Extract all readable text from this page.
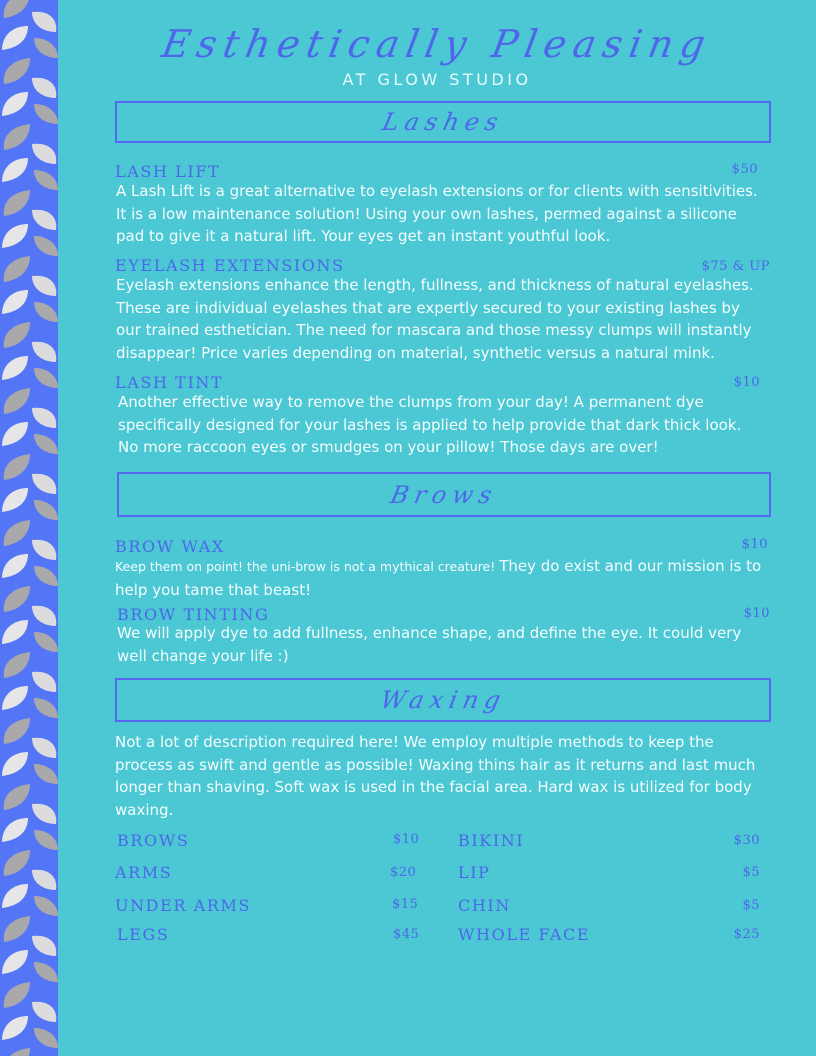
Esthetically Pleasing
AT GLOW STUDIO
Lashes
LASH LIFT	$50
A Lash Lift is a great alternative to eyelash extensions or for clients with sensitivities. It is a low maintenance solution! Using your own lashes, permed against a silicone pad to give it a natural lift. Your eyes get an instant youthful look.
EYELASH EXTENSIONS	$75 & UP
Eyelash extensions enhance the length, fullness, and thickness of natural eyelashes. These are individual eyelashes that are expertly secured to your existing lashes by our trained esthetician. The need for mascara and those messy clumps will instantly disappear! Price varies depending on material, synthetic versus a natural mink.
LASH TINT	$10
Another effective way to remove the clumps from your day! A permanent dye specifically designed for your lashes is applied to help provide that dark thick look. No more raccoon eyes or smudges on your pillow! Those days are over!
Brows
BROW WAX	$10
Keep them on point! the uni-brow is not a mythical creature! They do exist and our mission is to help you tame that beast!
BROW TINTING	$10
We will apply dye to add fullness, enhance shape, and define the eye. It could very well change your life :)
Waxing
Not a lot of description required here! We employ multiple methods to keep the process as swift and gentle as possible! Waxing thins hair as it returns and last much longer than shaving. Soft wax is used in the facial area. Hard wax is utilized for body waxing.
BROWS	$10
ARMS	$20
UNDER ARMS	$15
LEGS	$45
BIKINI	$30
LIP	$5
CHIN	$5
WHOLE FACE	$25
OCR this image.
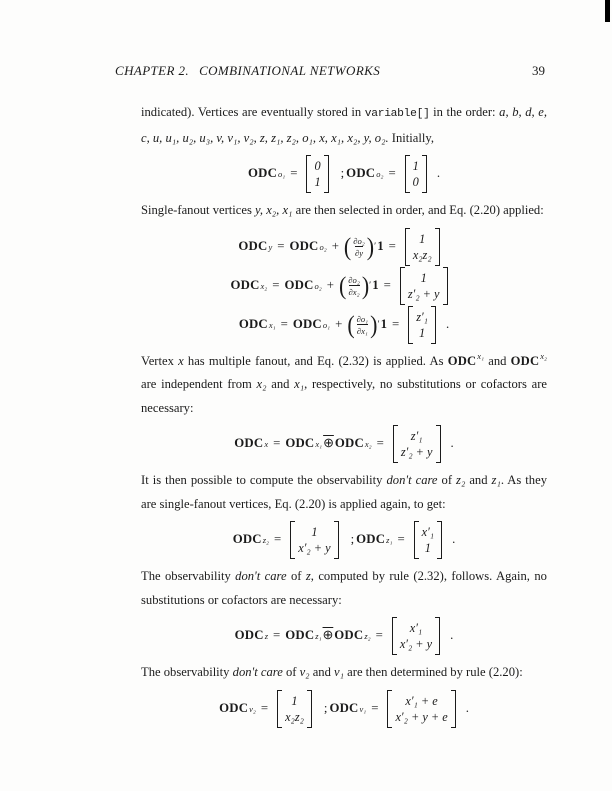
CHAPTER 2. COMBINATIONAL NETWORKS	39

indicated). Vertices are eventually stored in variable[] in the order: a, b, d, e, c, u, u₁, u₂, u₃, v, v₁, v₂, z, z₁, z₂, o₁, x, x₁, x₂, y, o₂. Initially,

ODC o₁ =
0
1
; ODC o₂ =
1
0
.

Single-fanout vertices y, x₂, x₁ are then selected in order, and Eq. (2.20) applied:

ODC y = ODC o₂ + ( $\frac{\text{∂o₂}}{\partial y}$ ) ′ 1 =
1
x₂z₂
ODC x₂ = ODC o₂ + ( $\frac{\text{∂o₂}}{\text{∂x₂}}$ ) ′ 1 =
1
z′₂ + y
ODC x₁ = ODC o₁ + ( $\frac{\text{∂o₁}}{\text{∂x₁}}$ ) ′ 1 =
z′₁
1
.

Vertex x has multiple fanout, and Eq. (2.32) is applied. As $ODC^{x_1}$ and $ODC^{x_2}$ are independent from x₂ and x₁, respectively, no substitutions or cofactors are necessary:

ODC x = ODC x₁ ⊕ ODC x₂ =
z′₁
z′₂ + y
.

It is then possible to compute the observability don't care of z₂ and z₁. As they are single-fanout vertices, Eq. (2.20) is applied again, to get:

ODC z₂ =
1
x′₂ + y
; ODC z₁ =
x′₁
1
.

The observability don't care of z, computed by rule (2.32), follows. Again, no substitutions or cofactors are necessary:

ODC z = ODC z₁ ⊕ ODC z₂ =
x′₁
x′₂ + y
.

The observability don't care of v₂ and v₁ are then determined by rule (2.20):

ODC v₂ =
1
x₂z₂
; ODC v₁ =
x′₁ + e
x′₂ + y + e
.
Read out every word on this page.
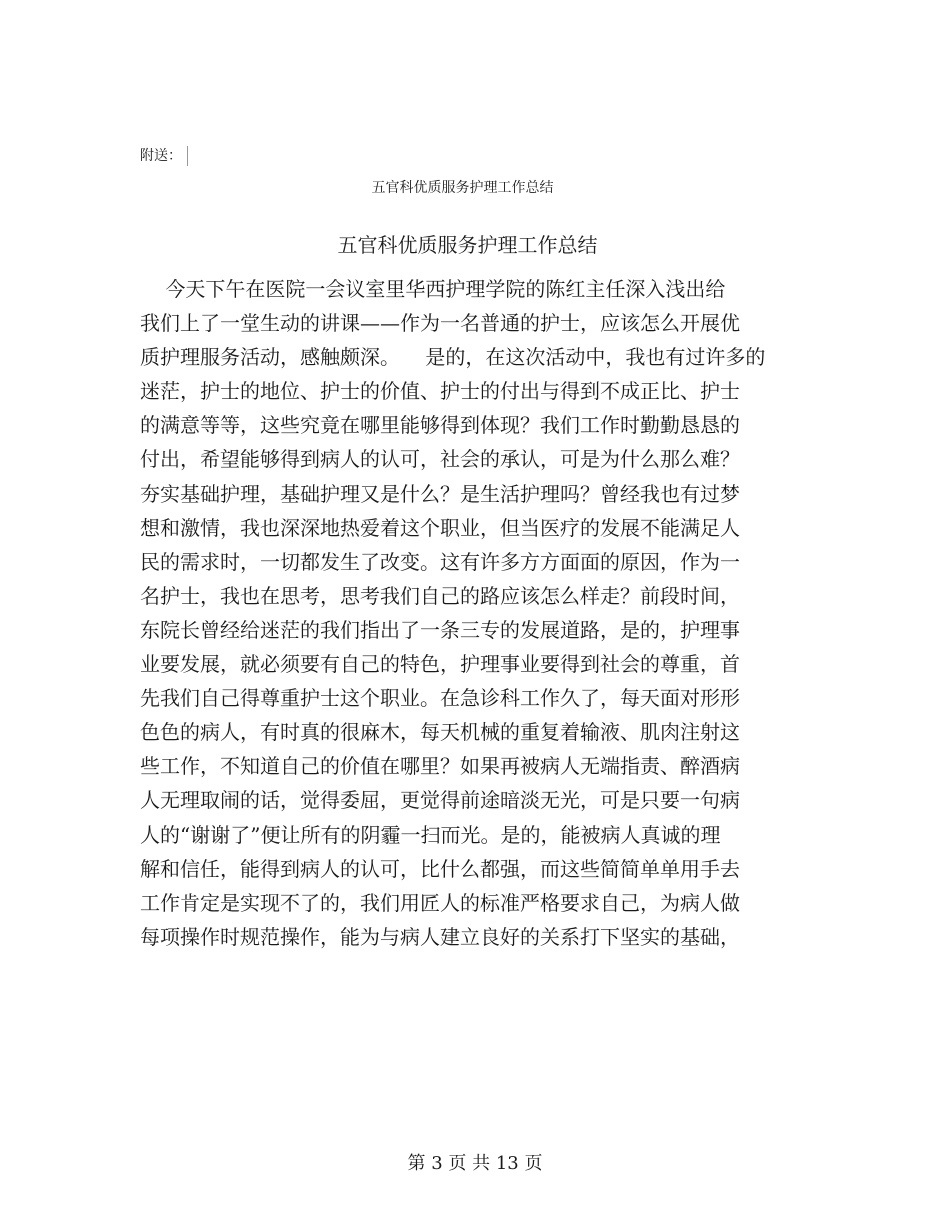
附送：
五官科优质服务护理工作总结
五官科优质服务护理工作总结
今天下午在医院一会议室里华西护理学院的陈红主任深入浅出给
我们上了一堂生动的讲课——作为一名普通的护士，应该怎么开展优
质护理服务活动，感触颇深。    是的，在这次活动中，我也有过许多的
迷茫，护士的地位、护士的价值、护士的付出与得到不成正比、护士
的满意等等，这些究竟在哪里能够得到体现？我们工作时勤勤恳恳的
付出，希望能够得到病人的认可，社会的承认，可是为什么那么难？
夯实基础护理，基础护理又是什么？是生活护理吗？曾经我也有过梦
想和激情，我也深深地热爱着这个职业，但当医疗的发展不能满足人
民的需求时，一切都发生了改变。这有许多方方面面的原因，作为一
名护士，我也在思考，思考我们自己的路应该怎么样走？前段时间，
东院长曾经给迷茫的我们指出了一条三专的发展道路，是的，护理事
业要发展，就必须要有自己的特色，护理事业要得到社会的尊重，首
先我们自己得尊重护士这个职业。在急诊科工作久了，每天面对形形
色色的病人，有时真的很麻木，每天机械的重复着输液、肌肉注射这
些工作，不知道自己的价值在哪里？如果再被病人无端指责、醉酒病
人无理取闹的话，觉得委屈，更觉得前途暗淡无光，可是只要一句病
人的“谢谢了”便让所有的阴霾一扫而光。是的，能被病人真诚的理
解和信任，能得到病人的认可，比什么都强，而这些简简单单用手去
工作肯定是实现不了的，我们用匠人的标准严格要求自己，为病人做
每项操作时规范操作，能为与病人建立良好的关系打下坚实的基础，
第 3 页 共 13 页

• • • •

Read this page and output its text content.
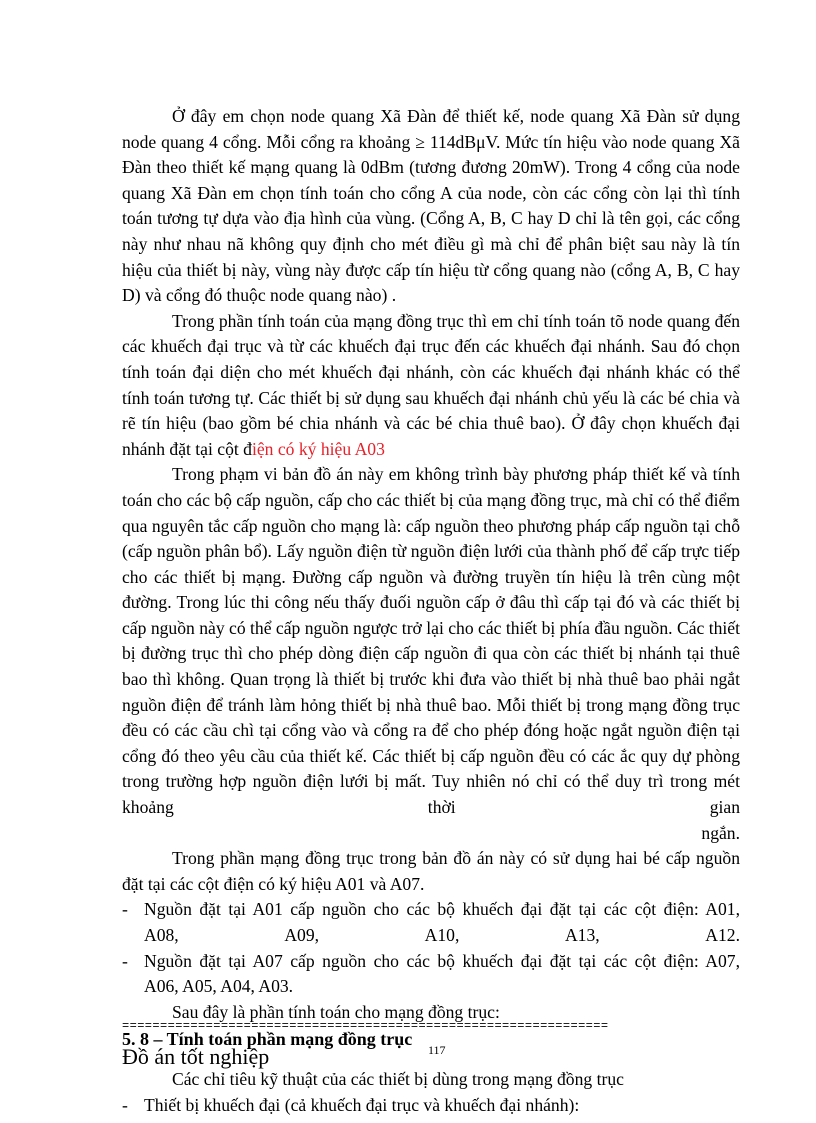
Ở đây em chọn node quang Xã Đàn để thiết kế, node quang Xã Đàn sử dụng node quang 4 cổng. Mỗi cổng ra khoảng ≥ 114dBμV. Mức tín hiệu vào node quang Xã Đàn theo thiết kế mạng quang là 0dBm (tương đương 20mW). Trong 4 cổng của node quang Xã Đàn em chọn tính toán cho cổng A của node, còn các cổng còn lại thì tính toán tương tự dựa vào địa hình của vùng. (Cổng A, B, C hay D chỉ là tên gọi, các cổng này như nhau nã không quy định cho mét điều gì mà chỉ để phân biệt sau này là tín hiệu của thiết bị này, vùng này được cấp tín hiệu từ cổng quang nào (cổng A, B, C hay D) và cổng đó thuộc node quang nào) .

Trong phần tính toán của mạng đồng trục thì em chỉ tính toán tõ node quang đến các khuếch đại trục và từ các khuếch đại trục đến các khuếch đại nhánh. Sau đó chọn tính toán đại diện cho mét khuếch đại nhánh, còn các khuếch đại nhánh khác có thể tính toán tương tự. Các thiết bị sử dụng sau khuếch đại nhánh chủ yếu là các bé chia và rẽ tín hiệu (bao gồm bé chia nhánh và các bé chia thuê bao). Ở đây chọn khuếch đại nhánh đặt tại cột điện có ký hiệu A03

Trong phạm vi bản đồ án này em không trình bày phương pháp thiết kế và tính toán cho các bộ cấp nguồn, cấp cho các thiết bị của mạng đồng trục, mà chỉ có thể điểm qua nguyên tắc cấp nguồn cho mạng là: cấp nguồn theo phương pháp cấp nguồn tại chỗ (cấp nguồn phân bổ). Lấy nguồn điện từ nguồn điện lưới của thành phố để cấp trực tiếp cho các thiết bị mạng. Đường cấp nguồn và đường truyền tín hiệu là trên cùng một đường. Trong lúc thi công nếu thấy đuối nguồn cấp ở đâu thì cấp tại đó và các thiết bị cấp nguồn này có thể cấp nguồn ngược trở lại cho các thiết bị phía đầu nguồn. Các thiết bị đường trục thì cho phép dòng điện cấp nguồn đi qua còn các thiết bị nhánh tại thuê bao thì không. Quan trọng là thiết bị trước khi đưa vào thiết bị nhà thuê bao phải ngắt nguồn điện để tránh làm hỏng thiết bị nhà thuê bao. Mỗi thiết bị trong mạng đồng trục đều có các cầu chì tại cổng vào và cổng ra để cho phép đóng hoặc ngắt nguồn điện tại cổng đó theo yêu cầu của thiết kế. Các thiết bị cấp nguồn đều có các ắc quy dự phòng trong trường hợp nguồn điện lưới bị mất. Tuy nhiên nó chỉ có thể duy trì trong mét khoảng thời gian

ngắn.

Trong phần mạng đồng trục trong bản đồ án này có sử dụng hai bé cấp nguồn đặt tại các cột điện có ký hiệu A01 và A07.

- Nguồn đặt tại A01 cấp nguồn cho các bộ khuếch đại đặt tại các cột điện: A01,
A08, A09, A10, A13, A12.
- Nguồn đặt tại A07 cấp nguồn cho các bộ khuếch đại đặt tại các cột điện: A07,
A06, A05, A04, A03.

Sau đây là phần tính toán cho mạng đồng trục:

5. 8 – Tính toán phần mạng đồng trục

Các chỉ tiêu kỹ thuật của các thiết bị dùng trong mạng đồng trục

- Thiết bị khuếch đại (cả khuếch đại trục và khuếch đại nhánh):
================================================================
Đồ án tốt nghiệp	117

• • • •

**Written exercise:** Pull every line containing the word "fullness" out of the material.

**Problem solution:**
Eyelash extensions enhance the length, fullness, and thickness of natural eyelashes. These are individual eyelashes that are expertly secured to your existing lashes by our trained esthetician. The need for mascara and those messy clumps will instantly disappear! Price varies depending on material, synthetic versus a natural mink.
We will apply dye to add fullness, enhance shape, and define the eye. It could very well change your life :)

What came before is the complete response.